Written task
Reproduce the listing verbatim.

Records for this task
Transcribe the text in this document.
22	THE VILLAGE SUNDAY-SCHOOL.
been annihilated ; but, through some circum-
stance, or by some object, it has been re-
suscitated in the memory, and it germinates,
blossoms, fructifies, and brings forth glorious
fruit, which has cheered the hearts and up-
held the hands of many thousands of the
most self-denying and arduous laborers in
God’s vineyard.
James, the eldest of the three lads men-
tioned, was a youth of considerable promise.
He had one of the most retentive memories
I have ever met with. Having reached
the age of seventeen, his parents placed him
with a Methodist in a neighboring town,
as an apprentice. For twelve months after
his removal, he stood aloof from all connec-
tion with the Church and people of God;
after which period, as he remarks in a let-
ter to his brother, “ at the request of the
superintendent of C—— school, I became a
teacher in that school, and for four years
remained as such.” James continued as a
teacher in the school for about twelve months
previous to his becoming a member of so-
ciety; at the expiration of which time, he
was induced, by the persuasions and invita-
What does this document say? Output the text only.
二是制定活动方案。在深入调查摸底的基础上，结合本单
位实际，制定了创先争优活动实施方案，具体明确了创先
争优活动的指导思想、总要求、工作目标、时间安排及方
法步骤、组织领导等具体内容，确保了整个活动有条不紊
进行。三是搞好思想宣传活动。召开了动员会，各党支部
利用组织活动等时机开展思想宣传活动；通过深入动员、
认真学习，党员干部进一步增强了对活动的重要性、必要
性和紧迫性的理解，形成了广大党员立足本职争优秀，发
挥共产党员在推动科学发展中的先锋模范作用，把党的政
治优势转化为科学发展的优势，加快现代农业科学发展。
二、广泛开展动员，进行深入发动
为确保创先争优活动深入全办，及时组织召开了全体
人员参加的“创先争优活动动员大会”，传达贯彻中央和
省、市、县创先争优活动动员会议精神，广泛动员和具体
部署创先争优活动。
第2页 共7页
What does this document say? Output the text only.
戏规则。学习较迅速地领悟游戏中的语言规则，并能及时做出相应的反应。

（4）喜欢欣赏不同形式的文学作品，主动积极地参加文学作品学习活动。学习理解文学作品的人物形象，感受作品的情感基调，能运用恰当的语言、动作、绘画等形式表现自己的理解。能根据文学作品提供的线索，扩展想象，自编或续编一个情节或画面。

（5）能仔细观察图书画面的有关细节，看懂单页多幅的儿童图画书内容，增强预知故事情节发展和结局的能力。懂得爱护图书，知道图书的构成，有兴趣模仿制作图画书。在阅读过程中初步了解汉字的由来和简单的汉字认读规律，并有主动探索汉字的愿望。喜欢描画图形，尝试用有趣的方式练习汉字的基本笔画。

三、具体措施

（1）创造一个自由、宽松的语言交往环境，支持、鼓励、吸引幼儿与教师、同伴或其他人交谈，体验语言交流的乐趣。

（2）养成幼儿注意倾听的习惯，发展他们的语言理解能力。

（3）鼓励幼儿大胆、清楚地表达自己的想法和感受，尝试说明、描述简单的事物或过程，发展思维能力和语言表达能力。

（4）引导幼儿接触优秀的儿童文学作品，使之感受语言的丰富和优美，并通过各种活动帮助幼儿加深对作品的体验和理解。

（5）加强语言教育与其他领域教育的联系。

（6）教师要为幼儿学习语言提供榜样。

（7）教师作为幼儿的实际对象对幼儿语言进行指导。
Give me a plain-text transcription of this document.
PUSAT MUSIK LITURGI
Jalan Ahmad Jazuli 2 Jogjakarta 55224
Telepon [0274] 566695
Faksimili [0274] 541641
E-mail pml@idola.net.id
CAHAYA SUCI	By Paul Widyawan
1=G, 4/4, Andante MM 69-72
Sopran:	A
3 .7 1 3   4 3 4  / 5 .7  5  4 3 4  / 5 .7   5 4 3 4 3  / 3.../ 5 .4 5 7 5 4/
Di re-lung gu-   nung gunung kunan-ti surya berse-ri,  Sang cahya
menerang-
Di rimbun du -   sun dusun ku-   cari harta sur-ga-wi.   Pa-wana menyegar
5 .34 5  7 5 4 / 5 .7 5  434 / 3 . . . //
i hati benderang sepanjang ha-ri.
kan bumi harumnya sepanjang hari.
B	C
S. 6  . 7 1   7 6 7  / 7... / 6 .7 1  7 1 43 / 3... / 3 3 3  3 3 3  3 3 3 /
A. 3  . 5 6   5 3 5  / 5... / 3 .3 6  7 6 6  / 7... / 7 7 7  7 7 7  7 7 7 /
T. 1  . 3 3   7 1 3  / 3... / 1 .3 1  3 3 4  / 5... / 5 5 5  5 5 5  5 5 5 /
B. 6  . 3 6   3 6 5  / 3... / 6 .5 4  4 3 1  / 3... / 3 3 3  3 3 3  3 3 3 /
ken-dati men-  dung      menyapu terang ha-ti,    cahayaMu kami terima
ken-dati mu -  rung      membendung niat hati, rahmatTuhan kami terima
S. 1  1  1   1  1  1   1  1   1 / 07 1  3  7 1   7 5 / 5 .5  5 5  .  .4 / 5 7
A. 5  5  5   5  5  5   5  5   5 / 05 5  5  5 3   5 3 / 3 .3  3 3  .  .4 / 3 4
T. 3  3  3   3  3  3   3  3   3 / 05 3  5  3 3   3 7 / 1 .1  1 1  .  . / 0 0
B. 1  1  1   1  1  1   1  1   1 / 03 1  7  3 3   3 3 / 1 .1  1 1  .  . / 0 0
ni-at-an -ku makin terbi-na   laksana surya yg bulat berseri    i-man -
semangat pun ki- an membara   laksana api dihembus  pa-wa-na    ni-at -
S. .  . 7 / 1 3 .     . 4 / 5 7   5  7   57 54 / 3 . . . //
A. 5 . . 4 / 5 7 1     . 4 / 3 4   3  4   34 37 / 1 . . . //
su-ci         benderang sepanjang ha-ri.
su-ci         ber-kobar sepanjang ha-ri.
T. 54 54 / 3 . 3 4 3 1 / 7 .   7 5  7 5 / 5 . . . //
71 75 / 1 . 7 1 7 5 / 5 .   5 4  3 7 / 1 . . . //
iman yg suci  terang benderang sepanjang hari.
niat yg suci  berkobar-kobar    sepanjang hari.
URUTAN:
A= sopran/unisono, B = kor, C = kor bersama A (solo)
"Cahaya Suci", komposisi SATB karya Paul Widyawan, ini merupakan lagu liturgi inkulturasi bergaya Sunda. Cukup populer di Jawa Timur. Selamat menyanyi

Response below
Transcribe the text in this document.
22	THE VILLAGE SUNDAY-SCHOOL.
been annihilated ; but, through some circum-
stance, or by some object, it has been re-
suscitated in the memory, and it germinates,
blossoms, fructifies, and brings forth glorious
fruit, which has cheered the hearts and up-
held the hands of many thousands of the
most self-denying and arduous laborers in
God’s vineyard.
James, the eldest of the three lads men-
tioned, was a youth of considerable promise.
He had one of the most retentive memories
I have ever met with. Having reached
the age of seventeen, his parents placed him
with a Methodist in a neighboring town,
as an apprentice. For twelve months after
his removal, he stood aloof from all connec-
tion with the Church and people of God;
after which period, as he remarks in a let-
ter to his brother, “ at the request of the
superintendent of C—— school, I became a
teacher in that school, and for four years
remained as such.” James continued as a
teacher in the school for about twelve months
previous to his becoming a member of so-
ciety; at the expiration of which time, he
was induced, by the persuasions and invita-
What does this document say? Output the text only.
二是制定活动方案。在深入调查摸底的基础上，结合本单
位实际，制定了创先争优活动实施方案，具体明确了创先
争优活动的指导思想、总要求、工作目标、时间安排及方
法步骤、组织领导等具体内容，确保了整个活动有条不紊
进行。三是搞好思想宣传活动。召开了动员会，各党支部
利用组织活动等时机开展思想宣传活动；通过深入动员、
认真学习，党员干部进一步增强了对活动的重要性、必要
性和紧迫性的理解，形成了广大党员立足本职争优秀，发
挥共产党员在推动科学发展中的先锋模范作用，把党的政
治优势转化为科学发展的优势，加快现代农业科学发展。
二、广泛开展动员，进行深入发动
为确保创先争优活动深入全办，及时组织召开了全体
人员参加的“创先争优活动动员大会”，传达贯彻中央和
省、市、县创先争优活动动员会议精神，广泛动员和具体
部署创先争优活动。
第2页 共7页
What does this document say? Output the text only.
戏规则。学习较迅速地领悟游戏中的语言规则，并能及时做出相应的反应。

（4）喜欢欣赏不同形式的文学作品，主动积极地参加文学作品学习活动。学习理解文学作品的人物形象，感受作品的情感基调，能运用恰当的语言、动作、绘画等形式表现自己的理解。能根据文学作品提供的线索，扩展想象，自编或续编一个情节或画面。

（5）能仔细观察图书画面的有关细节，看懂单页多幅的儿童图画书内容，增强预知故事情节发展和结局的能力。懂得爱护图书，知道图书的构成，有兴趣模仿制作图画书。在阅读过程中初步了解汉字的由来和简单的汉字认读规律，并有主动探索汉字的愿望。喜欢描画图形，尝试用有趣的方式练习汉字的基本笔画。

三、具体措施

（1）创造一个自由、宽松的语言交往环境，支持、鼓励、吸引幼儿与教师、同伴或其他人交谈，体验语言交流的乐趣。

（2）养成幼儿注意倾听的习惯，发展他们的语言理解能力。

（3）鼓励幼儿大胆、清楚地表达自己的想法和感受，尝试说明、描述简单的事物或过程，发展思维能力和语言表达能力。

（4）引导幼儿接触优秀的儿童文学作品，使之感受语言的丰富和优美，并通过各种活动帮助幼儿加深对作品的体验和理解。

（5）加强语言教育与其他领域教育的联系。

（6）教师要为幼儿学习语言提供榜样。

（7）教师作为幼儿的实际对象对幼儿语言进行指导。
Give me a plain-text transcription of this document.
PUSAT MUSIK LITURGI
Jalan Ahmad Jazuli 2 Jogjakarta 55224
Telepon [0274] 566695
Faksimili [0274] 541641
E-mail pml@idola.net.id
CAHAYA SUCI	By Paul Widyawan
1=G, 4/4, Andante MM 69-72
Sopran:	A
3 .7 1 3   4 3 4  / 5 .7  5  4 3 4  / 5 .7   5 4 3 4 3  / 3.../ 5 .4 5 7 5 4/
Di re-lung gu-   nung gunung kunan-ti surya berse-ri,  Sang cahya
menerang-
Di rimbun du -   sun dusun ku-   cari harta sur-ga-wi.   Pa-wana menyegar
5 .34 5  7 5 4 / 5 .7 5  434 / 3 . . . //
i hati benderang sepanjang ha-ri.
kan bumi harumnya sepanjang hari.
B	C
S. 6  . 7 1   7 6 7  / 7... / 6 .7 1  7 1 43 / 3... / 3 3 3  3 3 3  3 3 3 /
A. 3  . 5 6   5 3 5  / 5... / 3 .3 6  7 6 6  / 7... / 7 7 7  7 7 7  7 7 7 /
T. 1  . 3 3   7 1 3  / 3... / 1 .3 1  3 3 4  / 5... / 5 5 5  5 5 5  5 5 5 /
B. 6  . 3 6   3 6 5  / 3... / 6 .5 4  4 3 1  / 3... / 3 3 3  3 3 3  3 3 3 /
ken-dati men-  dung      menyapu terang ha-ti,    cahayaMu kami terima
ken-dati mu -  rung      membendung niat hati, rahmatTuhan kami terima
S. 1  1  1   1  1  1   1  1   1 / 07 1  3  7 1   7 5 / 5 .5  5 5  .  .4 / 5 7
A. 5  5  5   5  5  5   5  5   5 / 05 5  5  5 3   5 3 / 3 .3  3 3  .  .4 / 3 4
T. 3  3  3   3  3  3   3  3   3 / 05 3  5  3 3   3 7 / 1 .1  1 1  .  . / 0 0
B. 1  1  1   1  1  1   1  1   1 / 03 1  7  3 3   3 3 / 1 .1  1 1  .  . / 0 0
ni-at-an -ku makin terbi-na   laksana surya yg bulat berseri    i-man -
semangat pun ki- an membara   laksana api dihembus  pa-wa-na    ni-at -
S. .  . 7 / 1 3 .     . 4 / 5 7   5  7   57 54 / 3 . . . //
A. 5 . . 4 / 5 7 1     . 4 / 3 4   3  4   34 37 / 1 . . . //
su-ci         benderang sepanjang ha-ri.
su-ci         ber-kobar sepanjang ha-ri.
T. 54 54 / 3 . 3 4 3 1 / 7 .   7 5  7 5 / 5 . . . //
71 75 / 1 . 7 1 7 5 / 5 .   5 4  3 7 / 1 . . . //
iman yg suci  terang benderang sepanjang hari.
niat yg suci  berkobar-kobar    sepanjang hari.
URUTAN:
A= sopran/unisono, B = kor, C = kor bersama A (solo)
"Cahaya Suci", komposisi SATB karya Paul Widyawan, ini merupakan lagu liturgi inkulturasi bergaya Sunda. Cukup populer di Jawa Timur. Selamat menyanyi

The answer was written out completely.